Y tenemos a Turner y a Constable, a Fortuny y a Sotomayor, a Friedrich y Abelenda, a Sorolla y a Julia Minguillón, pintando nuestra historia personal desde algún rincón de nuestra cabeza.
Dejó escrito el pintor británico Turner que el sol y el paisaje son dios, y debe ser cierto porque este mediodía, almorzando en un restaurante con la mar y el sol tibio de abril recomponiendo el paisaje que me golpeaba de frente, que se quedaba estático en mis ojos, tuve la certeza de la proximidad divina y coincidí temporalmente con Turner.
Reconciliarse con el cuadro sinfónico, con la paleta cromática de Galicia en primavera, para quien vive alejado de su tierra de nación, es agavillar de golpe todas las emociones que han crecido con el oficio de hombre. El camino estaba festoneado con todo el oro viejo y restallante de los tojos, la tarde era un bastidor bordado de amarillos que resaltaban el catalogo de verdes que había devuelto al paisaje al primer día de la creación. Verde amanecido y vespertino, de terciopelo y de musgo, del color de las manzanas que acharolan su piel vestidas de domingo. Verde pálido de mil convalecencias, verde olivo y del color del armisticio cuando se tapian las trincheras y se proclama la paz deseada en Ucrania, Etiopía o Sudán.

:::::

EJERCICIO PROPUESTO 1: Traduce al inglés esta oración del texto sobre el paisaje gallego: "Y tenemos a Turner y a Constable, a Fortuny y a Sotomayor, a Friedrich y Abelenda, a Sorolla y a Julia Minguillón, pintando nuestra historia personal desde algún rincón de nuestra cabeza."
El texto y los registros proceden de fuentes distintas.

REGISTROS:
:::::

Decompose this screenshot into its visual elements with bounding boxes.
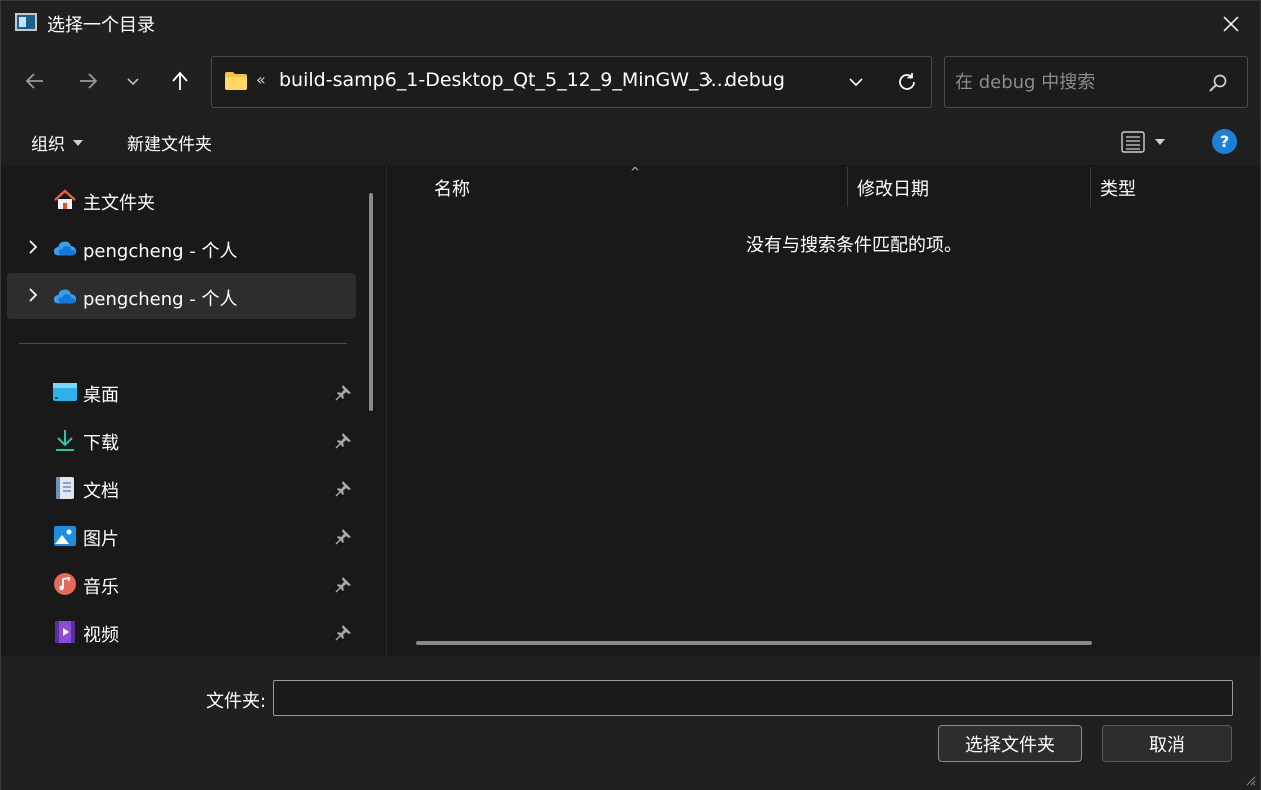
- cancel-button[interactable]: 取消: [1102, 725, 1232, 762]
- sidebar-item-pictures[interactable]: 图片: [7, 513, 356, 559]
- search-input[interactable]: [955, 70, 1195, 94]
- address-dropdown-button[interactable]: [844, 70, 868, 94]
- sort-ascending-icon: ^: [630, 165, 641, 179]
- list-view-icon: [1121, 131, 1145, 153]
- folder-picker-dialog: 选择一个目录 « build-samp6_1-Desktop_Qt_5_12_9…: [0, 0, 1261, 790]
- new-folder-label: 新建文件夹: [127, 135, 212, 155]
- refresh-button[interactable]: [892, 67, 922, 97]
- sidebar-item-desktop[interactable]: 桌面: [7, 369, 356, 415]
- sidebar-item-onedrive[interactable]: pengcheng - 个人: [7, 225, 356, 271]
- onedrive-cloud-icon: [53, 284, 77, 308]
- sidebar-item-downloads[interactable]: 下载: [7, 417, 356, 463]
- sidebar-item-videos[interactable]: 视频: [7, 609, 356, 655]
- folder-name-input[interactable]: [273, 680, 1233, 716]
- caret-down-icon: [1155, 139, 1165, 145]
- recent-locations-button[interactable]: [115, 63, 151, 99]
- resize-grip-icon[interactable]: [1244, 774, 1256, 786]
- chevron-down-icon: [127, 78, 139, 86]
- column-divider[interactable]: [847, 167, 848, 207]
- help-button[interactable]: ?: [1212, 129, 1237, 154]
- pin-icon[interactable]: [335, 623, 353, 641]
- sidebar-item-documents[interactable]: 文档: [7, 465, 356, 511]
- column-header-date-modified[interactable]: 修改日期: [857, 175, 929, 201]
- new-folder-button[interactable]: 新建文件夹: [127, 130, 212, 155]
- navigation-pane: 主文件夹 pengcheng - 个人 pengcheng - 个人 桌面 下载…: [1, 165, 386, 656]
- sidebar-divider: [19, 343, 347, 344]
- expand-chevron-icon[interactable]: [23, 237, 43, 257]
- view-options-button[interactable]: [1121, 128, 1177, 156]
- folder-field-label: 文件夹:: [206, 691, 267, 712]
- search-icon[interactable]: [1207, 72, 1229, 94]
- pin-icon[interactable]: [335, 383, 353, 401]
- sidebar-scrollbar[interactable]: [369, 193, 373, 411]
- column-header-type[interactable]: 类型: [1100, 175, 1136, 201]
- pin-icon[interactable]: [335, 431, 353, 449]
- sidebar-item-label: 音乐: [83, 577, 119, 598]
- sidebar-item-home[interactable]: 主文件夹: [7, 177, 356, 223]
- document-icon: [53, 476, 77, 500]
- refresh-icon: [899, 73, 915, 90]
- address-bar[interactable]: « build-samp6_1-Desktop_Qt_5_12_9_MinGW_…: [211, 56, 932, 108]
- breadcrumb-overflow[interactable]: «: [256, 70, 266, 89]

:::::

EJERCICIO PROPUESTO 2: Transcribe de los registros el tramo que va desde la línea que contiene "- cancel-button[interactable]: 取消: [1102, 725, 1232, 762]" hasta la línea que contiene "- list-view-icon: [1121, 131, 1145, 153]", ambas incluidas.

SOLUCIÓN 1: And we have Turner and Constable, Fortuny and Sotomayor, Friedrich and Abelenda, Sorolla and Julia Minguillón, painting our personal history from some corner of our mind.

SOLUCIÓN 2:
- cancel-button[interactable]: 取消: [1102, 725, 1232, 762]
- sidebar-item-pictures[interactable]: 图片: [7, 513, 356, 559]
- search-input[interactable]: [955, 70, 1195, 94]
- address-dropdown-button[interactable]: [844, 70, 868, 94]
- sort-ascending-icon: ^: [630, 165, 641, 179]
- list-view-icon: [1121, 131, 1145, 153]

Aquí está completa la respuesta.